To do:
Scan the records below, and wherever a line has the word "marker", pull it out.

Data:

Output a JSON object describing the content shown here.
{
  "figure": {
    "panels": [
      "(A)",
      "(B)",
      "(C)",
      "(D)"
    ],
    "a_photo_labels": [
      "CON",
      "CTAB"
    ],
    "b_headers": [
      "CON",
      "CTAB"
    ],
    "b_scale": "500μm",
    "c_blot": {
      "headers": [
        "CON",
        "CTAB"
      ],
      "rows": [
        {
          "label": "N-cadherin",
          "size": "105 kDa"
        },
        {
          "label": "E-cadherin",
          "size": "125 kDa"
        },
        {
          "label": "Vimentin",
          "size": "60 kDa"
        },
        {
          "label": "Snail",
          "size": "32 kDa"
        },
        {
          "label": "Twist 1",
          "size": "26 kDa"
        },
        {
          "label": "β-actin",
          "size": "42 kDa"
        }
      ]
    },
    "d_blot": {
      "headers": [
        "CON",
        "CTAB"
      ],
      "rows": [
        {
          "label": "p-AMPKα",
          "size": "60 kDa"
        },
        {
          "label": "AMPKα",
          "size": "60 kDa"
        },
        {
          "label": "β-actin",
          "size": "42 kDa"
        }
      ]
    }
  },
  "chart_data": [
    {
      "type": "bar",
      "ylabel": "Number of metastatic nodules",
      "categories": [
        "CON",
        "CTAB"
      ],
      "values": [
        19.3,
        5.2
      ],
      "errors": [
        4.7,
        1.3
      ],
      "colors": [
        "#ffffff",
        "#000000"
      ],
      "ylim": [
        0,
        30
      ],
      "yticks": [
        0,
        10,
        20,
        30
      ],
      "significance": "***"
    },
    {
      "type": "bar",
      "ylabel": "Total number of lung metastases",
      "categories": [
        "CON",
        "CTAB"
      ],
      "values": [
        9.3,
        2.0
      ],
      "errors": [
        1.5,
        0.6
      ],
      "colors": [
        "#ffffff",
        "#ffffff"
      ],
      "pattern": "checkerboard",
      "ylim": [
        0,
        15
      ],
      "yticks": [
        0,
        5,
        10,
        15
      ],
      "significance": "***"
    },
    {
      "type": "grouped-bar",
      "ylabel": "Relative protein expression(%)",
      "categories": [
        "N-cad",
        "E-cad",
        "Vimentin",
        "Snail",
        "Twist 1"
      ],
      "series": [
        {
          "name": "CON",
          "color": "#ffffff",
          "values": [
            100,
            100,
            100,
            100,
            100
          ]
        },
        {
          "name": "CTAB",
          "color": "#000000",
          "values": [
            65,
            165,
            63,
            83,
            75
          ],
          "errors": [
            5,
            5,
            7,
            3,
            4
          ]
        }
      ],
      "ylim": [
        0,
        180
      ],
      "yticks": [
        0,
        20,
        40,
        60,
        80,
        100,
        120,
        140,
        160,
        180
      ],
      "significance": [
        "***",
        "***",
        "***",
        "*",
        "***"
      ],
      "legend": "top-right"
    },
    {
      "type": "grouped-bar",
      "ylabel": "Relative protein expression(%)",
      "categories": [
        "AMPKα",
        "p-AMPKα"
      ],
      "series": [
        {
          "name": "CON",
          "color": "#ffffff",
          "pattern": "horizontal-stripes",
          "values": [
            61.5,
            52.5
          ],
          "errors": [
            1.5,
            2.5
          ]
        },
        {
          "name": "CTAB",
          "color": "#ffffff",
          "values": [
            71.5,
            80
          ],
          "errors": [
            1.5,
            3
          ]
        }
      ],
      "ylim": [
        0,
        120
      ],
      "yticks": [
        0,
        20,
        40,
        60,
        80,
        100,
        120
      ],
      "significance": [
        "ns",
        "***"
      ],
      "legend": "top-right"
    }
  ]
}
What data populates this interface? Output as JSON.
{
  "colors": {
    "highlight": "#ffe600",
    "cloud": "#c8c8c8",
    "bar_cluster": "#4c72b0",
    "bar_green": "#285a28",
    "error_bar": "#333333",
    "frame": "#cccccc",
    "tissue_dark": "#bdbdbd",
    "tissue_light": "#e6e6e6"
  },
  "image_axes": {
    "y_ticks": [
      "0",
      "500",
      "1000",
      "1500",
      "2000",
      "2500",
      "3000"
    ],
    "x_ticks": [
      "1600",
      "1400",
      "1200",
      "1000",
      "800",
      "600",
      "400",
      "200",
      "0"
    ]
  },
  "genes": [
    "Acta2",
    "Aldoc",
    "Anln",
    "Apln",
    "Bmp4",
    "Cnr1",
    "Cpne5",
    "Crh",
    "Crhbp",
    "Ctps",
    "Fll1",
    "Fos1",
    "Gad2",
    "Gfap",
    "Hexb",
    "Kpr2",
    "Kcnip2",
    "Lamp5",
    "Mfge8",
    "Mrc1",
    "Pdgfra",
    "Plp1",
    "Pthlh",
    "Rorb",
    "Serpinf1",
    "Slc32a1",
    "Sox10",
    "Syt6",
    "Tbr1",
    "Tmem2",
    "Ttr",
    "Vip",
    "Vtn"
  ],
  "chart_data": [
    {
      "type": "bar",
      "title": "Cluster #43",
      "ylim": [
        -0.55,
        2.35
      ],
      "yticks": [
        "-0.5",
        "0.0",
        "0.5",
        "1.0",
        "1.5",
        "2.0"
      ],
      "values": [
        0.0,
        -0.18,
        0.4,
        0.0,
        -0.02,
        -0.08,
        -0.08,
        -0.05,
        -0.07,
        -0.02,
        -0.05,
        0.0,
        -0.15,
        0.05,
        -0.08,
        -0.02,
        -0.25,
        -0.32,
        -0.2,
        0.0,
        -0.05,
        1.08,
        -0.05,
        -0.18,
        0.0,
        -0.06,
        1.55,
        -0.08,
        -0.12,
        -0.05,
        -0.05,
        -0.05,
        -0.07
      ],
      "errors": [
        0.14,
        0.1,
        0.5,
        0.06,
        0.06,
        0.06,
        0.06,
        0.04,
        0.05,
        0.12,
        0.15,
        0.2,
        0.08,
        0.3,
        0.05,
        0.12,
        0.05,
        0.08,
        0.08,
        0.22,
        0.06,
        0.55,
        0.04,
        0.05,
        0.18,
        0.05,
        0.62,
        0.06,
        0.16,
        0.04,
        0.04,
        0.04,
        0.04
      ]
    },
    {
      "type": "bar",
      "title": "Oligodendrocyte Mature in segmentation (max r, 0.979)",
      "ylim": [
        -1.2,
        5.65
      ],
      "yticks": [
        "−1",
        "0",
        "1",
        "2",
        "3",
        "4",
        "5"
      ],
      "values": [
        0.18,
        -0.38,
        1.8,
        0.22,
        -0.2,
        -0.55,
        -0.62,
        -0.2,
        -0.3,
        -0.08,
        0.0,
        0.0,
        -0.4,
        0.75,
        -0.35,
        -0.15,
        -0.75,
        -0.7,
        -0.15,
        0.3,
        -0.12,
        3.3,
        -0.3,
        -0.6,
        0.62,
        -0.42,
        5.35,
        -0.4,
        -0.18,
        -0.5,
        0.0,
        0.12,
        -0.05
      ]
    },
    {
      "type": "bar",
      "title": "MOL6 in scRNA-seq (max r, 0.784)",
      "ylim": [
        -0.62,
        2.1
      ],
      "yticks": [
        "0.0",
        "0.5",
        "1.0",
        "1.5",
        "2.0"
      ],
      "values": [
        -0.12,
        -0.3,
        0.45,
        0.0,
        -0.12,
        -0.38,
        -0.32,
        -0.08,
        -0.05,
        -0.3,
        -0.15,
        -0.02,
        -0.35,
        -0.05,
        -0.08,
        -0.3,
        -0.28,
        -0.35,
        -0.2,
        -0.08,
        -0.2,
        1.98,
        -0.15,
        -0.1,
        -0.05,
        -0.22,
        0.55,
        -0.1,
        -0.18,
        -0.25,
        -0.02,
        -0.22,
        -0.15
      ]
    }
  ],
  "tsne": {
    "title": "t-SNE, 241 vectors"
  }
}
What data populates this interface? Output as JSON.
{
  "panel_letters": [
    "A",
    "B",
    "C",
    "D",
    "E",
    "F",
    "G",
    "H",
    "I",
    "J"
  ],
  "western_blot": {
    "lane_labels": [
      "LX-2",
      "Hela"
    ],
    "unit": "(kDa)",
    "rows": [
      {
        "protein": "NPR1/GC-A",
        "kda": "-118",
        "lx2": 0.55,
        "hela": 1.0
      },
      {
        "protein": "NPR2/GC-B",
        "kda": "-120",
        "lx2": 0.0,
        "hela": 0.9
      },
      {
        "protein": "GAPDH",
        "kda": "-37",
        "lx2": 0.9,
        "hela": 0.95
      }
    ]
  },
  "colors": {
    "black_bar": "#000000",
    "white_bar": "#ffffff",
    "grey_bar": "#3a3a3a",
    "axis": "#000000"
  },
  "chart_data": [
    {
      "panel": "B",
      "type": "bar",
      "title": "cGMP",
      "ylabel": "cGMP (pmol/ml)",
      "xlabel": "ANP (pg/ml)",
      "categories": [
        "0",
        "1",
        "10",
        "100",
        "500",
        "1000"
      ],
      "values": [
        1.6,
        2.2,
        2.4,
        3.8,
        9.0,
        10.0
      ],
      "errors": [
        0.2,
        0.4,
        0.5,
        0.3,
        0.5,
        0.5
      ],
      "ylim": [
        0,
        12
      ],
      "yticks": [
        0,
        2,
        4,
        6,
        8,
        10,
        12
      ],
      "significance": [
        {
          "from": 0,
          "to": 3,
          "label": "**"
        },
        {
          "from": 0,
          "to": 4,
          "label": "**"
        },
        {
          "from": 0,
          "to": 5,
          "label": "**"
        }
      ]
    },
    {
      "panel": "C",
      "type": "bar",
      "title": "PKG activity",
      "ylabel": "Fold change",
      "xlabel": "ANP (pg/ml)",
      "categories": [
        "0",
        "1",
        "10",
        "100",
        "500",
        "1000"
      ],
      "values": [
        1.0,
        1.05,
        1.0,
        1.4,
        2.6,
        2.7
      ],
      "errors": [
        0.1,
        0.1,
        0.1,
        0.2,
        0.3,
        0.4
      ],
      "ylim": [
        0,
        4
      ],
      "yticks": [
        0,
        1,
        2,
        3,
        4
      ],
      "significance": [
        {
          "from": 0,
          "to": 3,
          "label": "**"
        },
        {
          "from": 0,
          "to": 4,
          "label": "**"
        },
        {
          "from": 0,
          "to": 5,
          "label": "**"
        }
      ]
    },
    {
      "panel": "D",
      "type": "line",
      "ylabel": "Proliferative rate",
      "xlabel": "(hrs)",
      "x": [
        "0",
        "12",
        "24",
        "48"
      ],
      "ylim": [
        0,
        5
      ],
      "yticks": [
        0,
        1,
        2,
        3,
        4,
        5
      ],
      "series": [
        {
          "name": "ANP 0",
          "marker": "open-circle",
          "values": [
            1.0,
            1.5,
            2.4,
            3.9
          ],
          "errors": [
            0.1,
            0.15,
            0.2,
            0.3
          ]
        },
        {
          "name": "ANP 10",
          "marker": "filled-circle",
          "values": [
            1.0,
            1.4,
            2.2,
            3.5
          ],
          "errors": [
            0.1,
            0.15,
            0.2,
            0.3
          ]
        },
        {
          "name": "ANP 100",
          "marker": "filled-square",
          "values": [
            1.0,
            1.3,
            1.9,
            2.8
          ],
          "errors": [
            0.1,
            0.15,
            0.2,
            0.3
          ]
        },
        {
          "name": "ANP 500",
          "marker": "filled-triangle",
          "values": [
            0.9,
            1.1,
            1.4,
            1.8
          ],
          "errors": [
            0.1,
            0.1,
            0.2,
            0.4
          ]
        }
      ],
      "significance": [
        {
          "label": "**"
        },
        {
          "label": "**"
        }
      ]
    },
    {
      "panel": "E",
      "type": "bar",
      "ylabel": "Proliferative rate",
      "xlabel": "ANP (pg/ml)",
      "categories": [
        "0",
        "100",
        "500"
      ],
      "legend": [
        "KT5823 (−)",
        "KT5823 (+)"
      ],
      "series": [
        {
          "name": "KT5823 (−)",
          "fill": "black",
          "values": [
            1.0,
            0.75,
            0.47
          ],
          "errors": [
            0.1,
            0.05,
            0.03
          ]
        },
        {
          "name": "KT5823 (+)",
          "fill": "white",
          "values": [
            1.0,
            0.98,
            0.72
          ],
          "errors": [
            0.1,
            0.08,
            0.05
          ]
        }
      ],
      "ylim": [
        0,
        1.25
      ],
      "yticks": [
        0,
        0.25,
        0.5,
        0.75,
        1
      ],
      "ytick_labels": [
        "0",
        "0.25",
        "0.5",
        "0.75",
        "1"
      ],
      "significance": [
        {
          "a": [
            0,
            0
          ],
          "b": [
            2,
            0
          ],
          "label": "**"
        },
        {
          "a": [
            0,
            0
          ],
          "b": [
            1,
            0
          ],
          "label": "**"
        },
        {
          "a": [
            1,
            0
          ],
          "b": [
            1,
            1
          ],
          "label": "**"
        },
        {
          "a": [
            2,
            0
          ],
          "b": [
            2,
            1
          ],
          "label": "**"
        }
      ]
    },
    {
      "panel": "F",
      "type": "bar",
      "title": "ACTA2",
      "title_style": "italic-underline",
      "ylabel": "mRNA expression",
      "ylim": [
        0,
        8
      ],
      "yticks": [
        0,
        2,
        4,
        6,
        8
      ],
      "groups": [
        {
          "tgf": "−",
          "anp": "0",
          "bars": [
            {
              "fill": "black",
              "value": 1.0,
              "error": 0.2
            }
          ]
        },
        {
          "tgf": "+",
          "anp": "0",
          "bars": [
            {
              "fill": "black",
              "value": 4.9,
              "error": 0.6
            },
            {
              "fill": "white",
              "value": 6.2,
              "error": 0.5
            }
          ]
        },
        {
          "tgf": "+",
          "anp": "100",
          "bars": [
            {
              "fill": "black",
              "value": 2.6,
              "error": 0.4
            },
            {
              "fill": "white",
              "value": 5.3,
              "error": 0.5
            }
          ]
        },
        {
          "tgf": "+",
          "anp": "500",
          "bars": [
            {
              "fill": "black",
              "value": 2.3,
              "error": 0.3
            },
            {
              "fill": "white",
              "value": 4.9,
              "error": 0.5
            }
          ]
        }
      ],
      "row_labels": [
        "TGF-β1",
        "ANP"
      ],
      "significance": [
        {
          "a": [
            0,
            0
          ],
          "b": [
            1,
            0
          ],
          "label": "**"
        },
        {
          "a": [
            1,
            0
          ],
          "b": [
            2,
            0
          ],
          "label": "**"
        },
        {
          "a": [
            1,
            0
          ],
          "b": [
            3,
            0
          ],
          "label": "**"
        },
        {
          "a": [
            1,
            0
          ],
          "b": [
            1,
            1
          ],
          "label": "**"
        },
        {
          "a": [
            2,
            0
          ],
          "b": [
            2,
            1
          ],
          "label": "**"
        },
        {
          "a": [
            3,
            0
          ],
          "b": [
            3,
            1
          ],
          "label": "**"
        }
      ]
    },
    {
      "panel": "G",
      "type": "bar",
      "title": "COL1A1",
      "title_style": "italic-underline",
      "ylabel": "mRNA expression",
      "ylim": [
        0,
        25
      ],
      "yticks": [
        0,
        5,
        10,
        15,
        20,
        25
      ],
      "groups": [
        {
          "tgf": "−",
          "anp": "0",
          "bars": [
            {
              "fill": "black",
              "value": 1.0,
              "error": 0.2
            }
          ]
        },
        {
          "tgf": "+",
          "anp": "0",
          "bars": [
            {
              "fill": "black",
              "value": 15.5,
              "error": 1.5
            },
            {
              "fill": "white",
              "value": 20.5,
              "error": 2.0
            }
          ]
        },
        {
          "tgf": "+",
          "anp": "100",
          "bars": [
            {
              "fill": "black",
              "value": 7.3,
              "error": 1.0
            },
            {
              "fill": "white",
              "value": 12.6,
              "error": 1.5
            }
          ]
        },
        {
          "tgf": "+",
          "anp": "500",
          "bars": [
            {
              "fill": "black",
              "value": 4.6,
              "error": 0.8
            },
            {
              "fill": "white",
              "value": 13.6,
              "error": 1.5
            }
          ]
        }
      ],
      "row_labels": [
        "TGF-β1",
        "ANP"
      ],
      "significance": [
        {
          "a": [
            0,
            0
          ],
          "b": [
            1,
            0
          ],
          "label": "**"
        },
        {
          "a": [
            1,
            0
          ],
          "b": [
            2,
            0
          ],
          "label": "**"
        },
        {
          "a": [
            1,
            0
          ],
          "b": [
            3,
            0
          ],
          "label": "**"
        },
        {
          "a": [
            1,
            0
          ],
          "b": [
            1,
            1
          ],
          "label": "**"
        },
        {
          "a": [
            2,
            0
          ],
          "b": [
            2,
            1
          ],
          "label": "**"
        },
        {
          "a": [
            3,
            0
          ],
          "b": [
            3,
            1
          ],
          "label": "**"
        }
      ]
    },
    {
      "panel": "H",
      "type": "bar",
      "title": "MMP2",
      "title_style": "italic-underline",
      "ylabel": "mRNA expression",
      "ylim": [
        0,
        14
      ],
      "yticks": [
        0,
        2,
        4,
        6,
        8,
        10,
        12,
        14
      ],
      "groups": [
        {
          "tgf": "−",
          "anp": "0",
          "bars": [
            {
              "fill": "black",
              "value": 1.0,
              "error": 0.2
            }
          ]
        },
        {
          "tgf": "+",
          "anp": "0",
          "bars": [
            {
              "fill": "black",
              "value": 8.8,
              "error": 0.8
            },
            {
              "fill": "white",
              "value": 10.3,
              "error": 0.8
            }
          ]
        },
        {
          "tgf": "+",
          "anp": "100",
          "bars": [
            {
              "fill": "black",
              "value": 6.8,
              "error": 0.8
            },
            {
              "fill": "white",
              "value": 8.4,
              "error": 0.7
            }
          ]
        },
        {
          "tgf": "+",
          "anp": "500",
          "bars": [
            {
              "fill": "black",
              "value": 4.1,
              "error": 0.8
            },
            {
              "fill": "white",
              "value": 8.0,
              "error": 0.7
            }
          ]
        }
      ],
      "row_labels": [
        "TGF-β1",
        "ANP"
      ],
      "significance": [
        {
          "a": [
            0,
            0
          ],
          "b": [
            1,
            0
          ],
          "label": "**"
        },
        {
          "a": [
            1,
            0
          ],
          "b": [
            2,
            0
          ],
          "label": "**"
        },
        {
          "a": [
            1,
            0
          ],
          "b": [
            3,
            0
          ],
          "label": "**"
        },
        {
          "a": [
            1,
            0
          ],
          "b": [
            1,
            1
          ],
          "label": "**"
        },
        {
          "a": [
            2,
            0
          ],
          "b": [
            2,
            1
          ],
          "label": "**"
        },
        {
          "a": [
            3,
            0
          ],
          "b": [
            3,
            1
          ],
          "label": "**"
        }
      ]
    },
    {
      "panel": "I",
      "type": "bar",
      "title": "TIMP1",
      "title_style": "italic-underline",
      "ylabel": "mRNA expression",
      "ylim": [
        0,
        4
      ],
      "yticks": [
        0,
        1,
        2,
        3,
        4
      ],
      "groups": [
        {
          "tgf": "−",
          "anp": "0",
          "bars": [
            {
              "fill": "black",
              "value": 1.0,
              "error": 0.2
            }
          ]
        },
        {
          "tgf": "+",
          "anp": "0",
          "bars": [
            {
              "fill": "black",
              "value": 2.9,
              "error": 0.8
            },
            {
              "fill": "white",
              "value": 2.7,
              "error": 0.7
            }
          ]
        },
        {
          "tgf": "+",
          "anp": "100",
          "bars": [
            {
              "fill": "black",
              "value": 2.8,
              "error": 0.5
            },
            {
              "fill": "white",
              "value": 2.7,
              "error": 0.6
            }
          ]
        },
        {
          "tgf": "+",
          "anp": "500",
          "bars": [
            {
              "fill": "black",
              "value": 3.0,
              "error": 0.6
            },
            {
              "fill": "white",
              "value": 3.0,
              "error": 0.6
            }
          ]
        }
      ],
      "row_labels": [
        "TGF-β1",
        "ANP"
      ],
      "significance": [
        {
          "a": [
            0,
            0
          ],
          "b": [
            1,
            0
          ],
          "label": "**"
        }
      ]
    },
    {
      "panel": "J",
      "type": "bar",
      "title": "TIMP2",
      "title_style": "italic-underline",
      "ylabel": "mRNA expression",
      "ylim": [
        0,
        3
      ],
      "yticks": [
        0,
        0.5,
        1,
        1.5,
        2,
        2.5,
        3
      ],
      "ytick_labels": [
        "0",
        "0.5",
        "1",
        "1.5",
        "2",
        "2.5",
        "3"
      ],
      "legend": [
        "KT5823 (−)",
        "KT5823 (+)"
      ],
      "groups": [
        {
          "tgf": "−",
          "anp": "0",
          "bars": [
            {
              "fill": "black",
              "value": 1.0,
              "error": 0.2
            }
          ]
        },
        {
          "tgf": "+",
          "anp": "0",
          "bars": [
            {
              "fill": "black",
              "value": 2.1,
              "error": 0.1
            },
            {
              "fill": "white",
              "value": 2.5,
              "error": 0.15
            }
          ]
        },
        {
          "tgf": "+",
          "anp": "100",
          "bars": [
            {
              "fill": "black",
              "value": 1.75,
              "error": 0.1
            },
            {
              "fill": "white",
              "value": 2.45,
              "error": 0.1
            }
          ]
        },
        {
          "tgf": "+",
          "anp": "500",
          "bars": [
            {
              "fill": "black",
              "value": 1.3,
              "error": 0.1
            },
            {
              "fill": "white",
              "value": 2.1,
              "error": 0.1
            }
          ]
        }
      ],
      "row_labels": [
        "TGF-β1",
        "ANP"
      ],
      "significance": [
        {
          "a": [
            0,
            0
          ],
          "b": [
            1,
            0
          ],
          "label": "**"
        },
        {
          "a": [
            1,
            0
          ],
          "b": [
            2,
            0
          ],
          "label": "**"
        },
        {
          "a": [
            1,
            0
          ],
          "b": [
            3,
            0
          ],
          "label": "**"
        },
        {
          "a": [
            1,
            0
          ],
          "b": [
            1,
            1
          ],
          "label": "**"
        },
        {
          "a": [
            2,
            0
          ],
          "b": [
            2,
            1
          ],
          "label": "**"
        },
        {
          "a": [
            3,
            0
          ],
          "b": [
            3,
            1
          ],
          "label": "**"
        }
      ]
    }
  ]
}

Your solution:
          "marker": "open-circle",
          "marker": "filled-circle",
          "marker": "filled-square",
          "marker": "filled-triangle",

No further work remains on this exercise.